**Task instructions:** Copy all records verbatim.

**Data supplied:**
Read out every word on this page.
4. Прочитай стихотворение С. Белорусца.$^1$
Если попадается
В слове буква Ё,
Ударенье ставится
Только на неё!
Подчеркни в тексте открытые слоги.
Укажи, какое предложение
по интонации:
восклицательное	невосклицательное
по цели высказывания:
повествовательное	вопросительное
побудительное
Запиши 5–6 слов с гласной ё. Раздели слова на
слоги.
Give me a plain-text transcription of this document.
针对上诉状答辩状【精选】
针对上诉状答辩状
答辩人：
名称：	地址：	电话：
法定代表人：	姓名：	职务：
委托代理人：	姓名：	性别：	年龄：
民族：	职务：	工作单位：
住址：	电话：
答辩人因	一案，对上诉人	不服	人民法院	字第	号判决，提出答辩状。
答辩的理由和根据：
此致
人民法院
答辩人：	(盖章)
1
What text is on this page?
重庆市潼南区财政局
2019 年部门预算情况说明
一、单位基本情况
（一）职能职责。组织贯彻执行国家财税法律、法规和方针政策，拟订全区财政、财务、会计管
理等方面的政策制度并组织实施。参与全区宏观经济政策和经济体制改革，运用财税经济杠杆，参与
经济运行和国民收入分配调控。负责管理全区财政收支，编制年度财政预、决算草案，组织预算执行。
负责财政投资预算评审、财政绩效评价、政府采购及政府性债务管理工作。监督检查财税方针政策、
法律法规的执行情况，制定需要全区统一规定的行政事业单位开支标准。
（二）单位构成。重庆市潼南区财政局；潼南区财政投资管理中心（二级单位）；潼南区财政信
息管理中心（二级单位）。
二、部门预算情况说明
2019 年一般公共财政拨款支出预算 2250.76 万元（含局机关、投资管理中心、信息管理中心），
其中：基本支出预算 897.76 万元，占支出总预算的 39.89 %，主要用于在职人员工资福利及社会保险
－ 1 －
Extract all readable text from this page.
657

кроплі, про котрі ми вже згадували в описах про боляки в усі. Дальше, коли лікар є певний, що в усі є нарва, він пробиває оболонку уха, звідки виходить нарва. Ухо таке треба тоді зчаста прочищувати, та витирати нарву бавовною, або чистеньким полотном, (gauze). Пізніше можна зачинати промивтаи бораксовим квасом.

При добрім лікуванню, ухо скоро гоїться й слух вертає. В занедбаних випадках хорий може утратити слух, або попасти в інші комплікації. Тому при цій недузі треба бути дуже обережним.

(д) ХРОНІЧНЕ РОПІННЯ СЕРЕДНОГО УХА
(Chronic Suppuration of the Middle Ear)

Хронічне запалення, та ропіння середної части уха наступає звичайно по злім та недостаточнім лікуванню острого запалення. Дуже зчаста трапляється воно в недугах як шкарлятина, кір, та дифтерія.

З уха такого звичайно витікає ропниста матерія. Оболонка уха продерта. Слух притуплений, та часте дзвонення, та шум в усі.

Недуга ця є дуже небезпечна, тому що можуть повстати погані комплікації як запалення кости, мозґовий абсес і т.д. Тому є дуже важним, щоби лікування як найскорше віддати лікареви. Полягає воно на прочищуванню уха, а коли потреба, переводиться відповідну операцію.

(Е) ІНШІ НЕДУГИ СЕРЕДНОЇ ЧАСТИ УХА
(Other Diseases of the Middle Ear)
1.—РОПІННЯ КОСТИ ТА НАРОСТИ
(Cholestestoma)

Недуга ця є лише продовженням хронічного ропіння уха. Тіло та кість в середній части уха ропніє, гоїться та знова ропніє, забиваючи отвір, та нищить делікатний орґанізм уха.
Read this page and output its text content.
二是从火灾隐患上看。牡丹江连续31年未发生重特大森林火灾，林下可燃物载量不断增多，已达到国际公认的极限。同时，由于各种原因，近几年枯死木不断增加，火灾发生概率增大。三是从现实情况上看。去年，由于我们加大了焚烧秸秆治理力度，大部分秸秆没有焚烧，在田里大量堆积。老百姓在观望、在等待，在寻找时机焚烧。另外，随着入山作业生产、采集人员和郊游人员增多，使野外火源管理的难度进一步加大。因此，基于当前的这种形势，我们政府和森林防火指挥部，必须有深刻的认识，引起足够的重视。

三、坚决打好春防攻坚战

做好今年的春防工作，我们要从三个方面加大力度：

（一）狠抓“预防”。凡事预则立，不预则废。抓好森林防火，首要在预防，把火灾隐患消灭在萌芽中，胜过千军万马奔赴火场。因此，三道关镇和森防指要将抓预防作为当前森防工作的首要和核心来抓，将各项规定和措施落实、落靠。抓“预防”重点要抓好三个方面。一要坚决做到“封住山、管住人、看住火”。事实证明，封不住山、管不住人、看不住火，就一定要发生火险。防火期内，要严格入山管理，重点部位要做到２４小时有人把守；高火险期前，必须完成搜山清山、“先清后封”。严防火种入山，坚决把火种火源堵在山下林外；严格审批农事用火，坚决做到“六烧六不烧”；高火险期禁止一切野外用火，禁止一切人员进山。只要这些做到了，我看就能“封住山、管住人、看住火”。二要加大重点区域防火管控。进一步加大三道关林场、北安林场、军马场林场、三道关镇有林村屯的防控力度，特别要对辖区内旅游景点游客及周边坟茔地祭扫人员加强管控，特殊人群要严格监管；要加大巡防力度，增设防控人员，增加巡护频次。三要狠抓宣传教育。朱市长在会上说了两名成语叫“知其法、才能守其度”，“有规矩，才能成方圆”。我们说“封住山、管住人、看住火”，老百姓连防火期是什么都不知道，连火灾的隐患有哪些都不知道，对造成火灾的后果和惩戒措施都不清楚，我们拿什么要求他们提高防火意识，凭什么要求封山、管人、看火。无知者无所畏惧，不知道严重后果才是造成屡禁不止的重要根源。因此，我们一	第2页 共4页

**Final result:**
Read out every word on this page.
4. Прочитай стихотворение С. Белорусца.$^1$
Если попадается
В слове буква Ё,
Ударенье ставится
Только на неё!
Подчеркни в тексте открытые слоги.
Укажи, какое предложение
по интонации:
восклицательное	невосклицательное
по цели высказывания:
повествовательное	вопросительное
побудительное
Запиши 5–6 слов с гласной ё. Раздели слова на
слоги.
Give me a plain-text transcription of this document.
针对上诉状答辩状【精选】
针对上诉状答辩状
答辩人：
名称：	地址：	电话：
法定代表人：	姓名：	职务：
委托代理人：	姓名：	性别：	年龄：
民族：	职务：	工作单位：
住址：	电话：
答辩人因	一案，对上诉人	不服	人民法院	字第	号判决，提出答辩状。
答辩的理由和根据：
此致
人民法院
答辩人：	(盖章)
1
What text is on this page?
重庆市潼南区财政局
2019 年部门预算情况说明
一、单位基本情况
（一）职能职责。组织贯彻执行国家财税法律、法规和方针政策，拟订全区财政、财务、会计管
理等方面的政策制度并组织实施。参与全区宏观经济政策和经济体制改革，运用财税经济杠杆，参与
经济运行和国民收入分配调控。负责管理全区财政收支，编制年度财政预、决算草案，组织预算执行。
负责财政投资预算评审、财政绩效评价、政府采购及政府性债务管理工作。监督检查财税方针政策、
法律法规的执行情况，制定需要全区统一规定的行政事业单位开支标准。
（二）单位构成。重庆市潼南区财政局；潼南区财政投资管理中心（二级单位）；潼南区财政信
息管理中心（二级单位）。
二、部门预算情况说明
2019 年一般公共财政拨款支出预算 2250.76 万元（含局机关、投资管理中心、信息管理中心），
其中：基本支出预算 897.76 万元，占支出总预算的 39.89 %，主要用于在职人员工资福利及社会保险
－ 1 －
Extract all readable text from this page.
657

кроплі, про котрі ми вже згадували в описах про боляки в усі. Дальше, коли лікар є певний, що в усі є нарва, він пробиває оболонку уха, звідки виходить нарва. Ухо таке треба тоді зчаста прочищувати, та витирати нарву бавовною, або чистеньким полотном, (gauze). Пізніше можна зачинати промивтаи бораксовим квасом.

При добрім лікуванню, ухо скоро гоїться й слух вертає. В занедбаних випадках хорий може утратити слух, або попасти в інші комплікації. Тому при цій недузі треба бути дуже обережним.

(д) ХРОНІЧНЕ РОПІННЯ СЕРЕДНОГО УХА
(Chronic Suppuration of the Middle Ear)

Хронічне запалення, та ропіння середної части уха наступає звичайно по злім та недостаточнім лікуванню острого запалення. Дуже зчаста трапляється воно в недугах як шкарлятина, кір, та дифтерія.

З уха такого звичайно витікає ропниста матерія. Оболонка уха продерта. Слух притуплений, та часте дзвонення, та шум в усі.

Недуга ця є дуже небезпечна, тому що можуть повстати погані комплікації як запалення кости, мозґовий абсес і т.д. Тому є дуже важним, щоби лікування як найскорше віддати лікареви. Полягає воно на прочищуванню уха, а коли потреба, переводиться відповідну операцію.

(Е) ІНШІ НЕДУГИ СЕРЕДНОЇ ЧАСТИ УХА
(Other Diseases of the Middle Ear)
1.—РОПІННЯ КОСТИ ТА НАРОСТИ
(Cholestestoma)

Недуга ця є лише продовженням хронічного ропіння уха. Тіло та кість в середній части уха ропніє, гоїться та знова ропніє, забиваючи отвір, та нищить делікатний орґанізм уха.
Read this page and output its text content.
二是从火灾隐患上看。牡丹江连续31年未发生重特大森林火灾，林下可燃物载量不断增多，已达到国际公认的极限。同时，由于各种原因，近几年枯死木不断增加，火灾发生概率增大。三是从现实情况上看。去年，由于我们加大了焚烧秸秆治理力度，大部分秸秆没有焚烧，在田里大量堆积。老百姓在观望、在等待，在寻找时机焚烧。另外，随着入山作业生产、采集人员和郊游人员增多，使野外火源管理的难度进一步加大。因此，基于当前的这种形势，我们政府和森林防火指挥部，必须有深刻的认识，引起足够的重视。

三、坚决打好春防攻坚战

做好今年的春防工作，我们要从三个方面加大力度：

（一）狠抓“预防”。凡事预则立，不预则废。抓好森林防火，首要在预防，把火灾隐患消灭在萌芽中，胜过千军万马奔赴火场。因此，三道关镇和森防指要将抓预防作为当前森防工作的首要和核心来抓，将各项规定和措施落实、落靠。抓“预防”重点要抓好三个方面。一要坚决做到“封住山、管住人、看住火”。事实证明，封不住山、管不住人、看不住火，就一定要发生火险。防火期内，要严格入山管理，重点部位要做到２４小时有人把守；高火险期前，必须完成搜山清山、“先清后封”。严防火种入山，坚决把火种火源堵在山下林外；严格审批农事用火，坚决做到“六烧六不烧”；高火险期禁止一切野外用火，禁止一切人员进山。只要这些做到了，我看就能“封住山、管住人、看住火”。二要加大重点区域防火管控。进一步加大三道关林场、北安林场、军马场林场、三道关镇有林村屯的防控力度，特别要对辖区内旅游景点游客及周边坟茔地祭扫人员加强管控，特殊人群要严格监管；要加大巡防力度，增设防控人员，增加巡护频次。三要狠抓宣传教育。朱市长在会上说了两名成语叫“知其法、才能守其度”，“有规矩，才能成方圆”。我们说“封住山、管住人、看住火”，老百姓连防火期是什么都不知道，连火灾的隐患有哪些都不知道，对造成火灾的后果和惩戒措施都不清楚，我们拿什么要求他们提高防火意识，凭什么要求封山、管人、看火。无知者无所畏惧，不知道严重后果才是造成屡禁不止的重要根源。因此，我们一	第2页 共4页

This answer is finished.